* _What you should do_
Take the data that follows and retype it word for word.
********
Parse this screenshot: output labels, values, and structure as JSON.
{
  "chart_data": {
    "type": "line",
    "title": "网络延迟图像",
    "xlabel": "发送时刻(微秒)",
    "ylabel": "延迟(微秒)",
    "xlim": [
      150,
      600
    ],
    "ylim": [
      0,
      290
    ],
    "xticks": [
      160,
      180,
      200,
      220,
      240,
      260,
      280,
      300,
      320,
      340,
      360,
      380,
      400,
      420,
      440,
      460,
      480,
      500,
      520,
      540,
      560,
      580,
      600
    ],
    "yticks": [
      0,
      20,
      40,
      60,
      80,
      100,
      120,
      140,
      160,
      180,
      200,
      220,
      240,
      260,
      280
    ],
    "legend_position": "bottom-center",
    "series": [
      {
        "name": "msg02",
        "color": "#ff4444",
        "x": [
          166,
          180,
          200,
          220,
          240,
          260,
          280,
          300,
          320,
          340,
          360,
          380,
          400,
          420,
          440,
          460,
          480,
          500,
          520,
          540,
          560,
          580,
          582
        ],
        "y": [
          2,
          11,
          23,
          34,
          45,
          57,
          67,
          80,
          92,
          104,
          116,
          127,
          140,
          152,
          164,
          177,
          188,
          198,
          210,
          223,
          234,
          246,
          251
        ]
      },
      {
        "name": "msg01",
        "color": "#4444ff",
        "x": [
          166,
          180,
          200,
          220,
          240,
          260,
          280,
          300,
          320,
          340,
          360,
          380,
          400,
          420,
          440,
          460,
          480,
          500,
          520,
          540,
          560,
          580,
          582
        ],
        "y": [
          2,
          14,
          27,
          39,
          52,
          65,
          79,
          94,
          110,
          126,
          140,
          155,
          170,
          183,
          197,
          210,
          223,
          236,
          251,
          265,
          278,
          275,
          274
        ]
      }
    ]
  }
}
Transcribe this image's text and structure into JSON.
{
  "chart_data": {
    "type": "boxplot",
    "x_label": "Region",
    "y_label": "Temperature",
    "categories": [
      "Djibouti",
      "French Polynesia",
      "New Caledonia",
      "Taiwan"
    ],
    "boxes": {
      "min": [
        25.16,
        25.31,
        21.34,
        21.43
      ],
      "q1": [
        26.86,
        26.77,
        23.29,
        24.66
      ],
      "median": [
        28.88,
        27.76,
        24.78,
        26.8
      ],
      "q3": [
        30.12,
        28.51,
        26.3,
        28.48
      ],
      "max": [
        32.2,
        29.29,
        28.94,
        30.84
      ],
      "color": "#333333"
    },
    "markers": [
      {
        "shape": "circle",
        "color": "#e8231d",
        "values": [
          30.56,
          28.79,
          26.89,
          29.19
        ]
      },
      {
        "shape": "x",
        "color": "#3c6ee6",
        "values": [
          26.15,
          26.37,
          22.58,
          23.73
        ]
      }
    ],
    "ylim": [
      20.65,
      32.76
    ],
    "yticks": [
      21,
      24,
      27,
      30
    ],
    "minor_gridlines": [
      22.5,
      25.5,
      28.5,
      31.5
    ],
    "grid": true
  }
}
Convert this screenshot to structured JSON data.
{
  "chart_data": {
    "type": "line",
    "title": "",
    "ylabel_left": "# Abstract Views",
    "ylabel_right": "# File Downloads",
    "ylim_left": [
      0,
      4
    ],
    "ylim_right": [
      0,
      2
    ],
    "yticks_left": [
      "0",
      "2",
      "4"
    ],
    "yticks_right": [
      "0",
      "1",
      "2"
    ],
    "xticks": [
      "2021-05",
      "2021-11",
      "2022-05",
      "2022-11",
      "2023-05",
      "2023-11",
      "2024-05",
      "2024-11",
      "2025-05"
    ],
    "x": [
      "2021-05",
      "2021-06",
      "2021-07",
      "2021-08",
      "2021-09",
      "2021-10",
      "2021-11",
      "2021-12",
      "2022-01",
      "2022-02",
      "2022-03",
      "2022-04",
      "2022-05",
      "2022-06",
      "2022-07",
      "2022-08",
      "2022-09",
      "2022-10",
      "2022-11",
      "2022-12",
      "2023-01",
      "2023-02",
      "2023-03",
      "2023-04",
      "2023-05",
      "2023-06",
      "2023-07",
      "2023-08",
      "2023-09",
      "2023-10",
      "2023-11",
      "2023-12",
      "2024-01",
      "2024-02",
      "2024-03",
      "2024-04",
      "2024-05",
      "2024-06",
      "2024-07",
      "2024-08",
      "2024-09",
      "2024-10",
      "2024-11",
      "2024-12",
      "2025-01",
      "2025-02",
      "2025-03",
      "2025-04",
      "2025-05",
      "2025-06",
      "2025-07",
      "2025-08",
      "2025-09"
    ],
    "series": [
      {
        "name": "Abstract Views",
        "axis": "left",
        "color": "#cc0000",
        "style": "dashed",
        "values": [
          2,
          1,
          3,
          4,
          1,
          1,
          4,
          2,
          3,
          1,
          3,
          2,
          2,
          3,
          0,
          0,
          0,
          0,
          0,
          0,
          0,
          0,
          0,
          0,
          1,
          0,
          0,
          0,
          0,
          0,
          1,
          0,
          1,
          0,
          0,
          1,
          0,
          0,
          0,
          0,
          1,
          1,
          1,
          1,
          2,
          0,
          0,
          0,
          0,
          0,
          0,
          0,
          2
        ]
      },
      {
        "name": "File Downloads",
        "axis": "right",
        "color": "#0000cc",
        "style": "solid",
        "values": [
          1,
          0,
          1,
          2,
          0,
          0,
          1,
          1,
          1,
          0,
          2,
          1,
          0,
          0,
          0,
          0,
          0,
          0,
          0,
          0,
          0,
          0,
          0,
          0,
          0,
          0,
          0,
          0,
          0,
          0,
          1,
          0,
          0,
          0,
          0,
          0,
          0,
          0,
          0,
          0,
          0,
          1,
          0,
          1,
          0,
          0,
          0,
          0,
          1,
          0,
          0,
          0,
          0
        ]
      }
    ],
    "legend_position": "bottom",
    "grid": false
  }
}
********
* _Result_
Parse this screenshot: output labels, values, and structure as JSON.
{
  "chart_data": {
    "type": "line",
    "title": "网络延迟图像",
    "xlabel": "发送时刻(微秒)",
    "ylabel": "延迟(微秒)",
    "xlim": [
      150,
      600
    ],
    "ylim": [
      0,
      290
    ],
    "xticks": [
      160,
      180,
      200,
      220,
      240,
      260,
      280,
      300,
      320,
      340,
      360,
      380,
      400,
      420,
      440,
      460,
      480,
      500,
      520,
      540,
      560,
      580,
      600
    ],
    "yticks": [
      0,
      20,
      40,
      60,
      80,
      100,
      120,
      140,
      160,
      180,
      200,
      220,
      240,
      260,
      280
    ],
    "legend_position": "bottom-center",
    "series": [
      {
        "name": "msg02",
        "color": "#ff4444",
        "x": [
          166,
          180,
          200,
          220,
          240,
          260,
          280,
          300,
          320,
          340,
          360,
          380,
          400,
          420,
          440,
          460,
          480,
          500,
          520,
          540,
          560,
          580,
          582
        ],
        "y": [
          2,
          11,
          23,
          34,
          45,
          57,
          67,
          80,
          92,
          104,
          116,
          127,
          140,
          152,
          164,
          177,
          188,
          198,
          210,
          223,
          234,
          246,
          251
        ]
      },
      {
        "name": "msg01",
        "color": "#4444ff",
        "x": [
          166,
          180,
          200,
          220,
          240,
          260,
          280,
          300,
          320,
          340,
          360,
          380,
          400,
          420,
          440,
          460,
          480,
          500,
          520,
          540,
          560,
          580,
          582
        ],
        "y": [
          2,
          14,
          27,
          39,
          52,
          65,
          79,
          94,
          110,
          126,
          140,
          155,
          170,
          183,
          197,
          210,
          223,
          236,
          251,
          265,
          278,
          275,
          274
        ]
      }
    ]
  }
}
Transcribe this image's text and structure into JSON.
{
  "chart_data": {
    "type": "boxplot",
    "x_label": "Region",
    "y_label": "Temperature",
    "categories": [
      "Djibouti",
      "French Polynesia",
      "New Caledonia",
      "Taiwan"
    ],
    "boxes": {
      "min": [
        25.16,
        25.31,
        21.34,
        21.43
      ],
      "q1": [
        26.86,
        26.77,
        23.29,
        24.66
      ],
      "median": [
        28.88,
        27.76,
        24.78,
        26.8
      ],
      "q3": [
        30.12,
        28.51,
        26.3,
        28.48
      ],
      "max": [
        32.2,
        29.29,
        28.94,
        30.84
      ],
      "color": "#333333"
    },
    "markers": [
      {
        "shape": "circle",
        "color": "#e8231d",
        "values": [
          30.56,
          28.79,
          26.89,
          29.19
        ]
      },
      {
        "shape": "x",
        "color": "#3c6ee6",
        "values": [
          26.15,
          26.37,
          22.58,
          23.73
        ]
      }
    ],
    "ylim": [
      20.65,
      32.76
    ],
    "yticks": [
      21,
      24,
      27,
      30
    ],
    "minor_gridlines": [
      22.5,
      25.5,
      28.5,
      31.5
    ],
    "grid": true
  }
}
Convert this screenshot to structured JSON data.
{
  "chart_data": {
    "type": "line",
    "title": "",
    "ylabel_left": "# Abstract Views",
    "ylabel_right": "# File Downloads",
    "ylim_left": [
      0,
      4
    ],
    "ylim_right": [
      0,
      2
    ],
    "yticks_left": [
      "0",
      "2",
      "4"
    ],
    "yticks_right": [
      "0",
      "1",
      "2"
    ],
    "xticks": [
      "2021-05",
      "2021-11",
      "2022-05",
      "2022-11",
      "2023-05",
      "2023-11",
      "2024-05",
      "2024-11",
      "2025-05"
    ],
    "x": [
      "2021-05",
      "2021-06",
      "2021-07",
      "2021-08",
      "2021-09",
      "2021-10",
      "2021-11",
      "2021-12",
      "2022-01",
      "2022-02",
      "2022-03",
      "2022-04",
      "2022-05",
      "2022-06",
      "2022-07",
      "2022-08",
      "2022-09",
      "2022-10",
      "2022-11",
      "2022-12",
      "2023-01",
      "2023-02",
      "2023-03",
      "2023-04",
      "2023-05",
      "2023-06",
      "2023-07",
      "2023-08",
      "2023-09",
      "2023-10",
      "2023-11",
      "2023-12",
      "2024-01",
      "2024-02",
      "2024-03",
      "2024-04",
      "2024-05",
      "2024-06",
      "2024-07",
      "2024-08",
      "2024-09",
      "2024-10",
      "2024-11",
      "2024-12",
      "2025-01",
      "2025-02",
      "2025-03",
      "2025-04",
      "2025-05",
      "2025-06",
      "2025-07",
      "2025-08",
      "2025-09"
    ],
    "series": [
      {
        "name": "Abstract Views",
        "axis": "left",
        "color": "#cc0000",
        "style": "dashed",
        "values": [
          2,
          1,
          3,
          4,
          1,
          1,
          4,
          2,
          3,
          1,
          3,
          2,
          2,
          3,
          0,
          0,
          0,
          0,
          0,
          0,
          0,
          0,
          0,
          0,
          1,
          0,
          0,
          0,
          0,
          0,
          1,
          0,
          1,
          0,
          0,
          1,
          0,
          0,
          0,
          0,
          1,
          1,
          1,
          1,
          2,
          0,
          0,
          0,
          0,
          0,
          0,
          0,
          2
        ]
      },
      {
        "name": "File Downloads",
        "axis": "right",
        "color": "#0000cc",
        "style": "solid",
        "values": [
          1,
          0,
          1,
          2,
          0,
          0,
          1,
          1,
          1,
          0,
          2,
          1,
          0,
          0,
          0,
          0,
          0,
          0,
          0,
          0,
          0,
          0,
          0,
          0,
          0,
          0,
          0,
          0,
          0,
          0,
          1,
          0,
          0,
          0,
          0,
          0,
          0,
          0,
          0,
          0,
          0,
          1,
          0,
          1,
          0,
          0,
          0,
          0,
          1,
          0,
          0,
          0,
          0
        ]
      }
    ],
    "legend_position": "bottom",
    "grid": false
  }
}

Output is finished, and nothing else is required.